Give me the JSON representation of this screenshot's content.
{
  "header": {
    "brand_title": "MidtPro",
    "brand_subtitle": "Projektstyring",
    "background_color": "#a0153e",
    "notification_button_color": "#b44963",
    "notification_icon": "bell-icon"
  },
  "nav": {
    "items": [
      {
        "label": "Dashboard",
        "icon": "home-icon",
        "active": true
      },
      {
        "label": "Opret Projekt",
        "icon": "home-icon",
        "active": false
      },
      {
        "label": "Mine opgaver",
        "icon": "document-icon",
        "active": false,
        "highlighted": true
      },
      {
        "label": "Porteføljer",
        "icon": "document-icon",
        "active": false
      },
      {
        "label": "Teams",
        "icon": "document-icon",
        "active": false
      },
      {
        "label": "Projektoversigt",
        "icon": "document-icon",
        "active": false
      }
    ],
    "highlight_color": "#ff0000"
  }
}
+===+
The task =
Nothing in the data may differ; print all of it exactly as written.

Result =
Give me the JSON representation of this screenshot's content.
{
  "header": {
    "brand_title": "MidtPro",
    "brand_subtitle": "Projektstyring",
    "background_color": "#a0153e",
    "notification_button_color": "#b44963",
    "notification_icon": "bell-icon"
  },
  "nav": {
    "items": [
      {
        "label": "Dashboard",
        "icon": "home-icon",
        "active": true
      },
      {
        "label": "Opret Projekt",
        "icon": "home-icon",
        "active": false
      },
      {
        "label": "Mine opgaver",
        "icon": "document-icon",
        "active": false,
        "highlighted": true
      },
      {
        "label": "Porteføljer",
        "icon": "document-icon",
        "active": false
      },
      {
        "label": "Teams",
        "icon": "document-icon",
        "active": false
      },
      {
        "label": "Projektoversigt",
        "icon": "document-icon",
        "active": false
      }
    ],
    "highlight_color": "#ff0000"
  }
}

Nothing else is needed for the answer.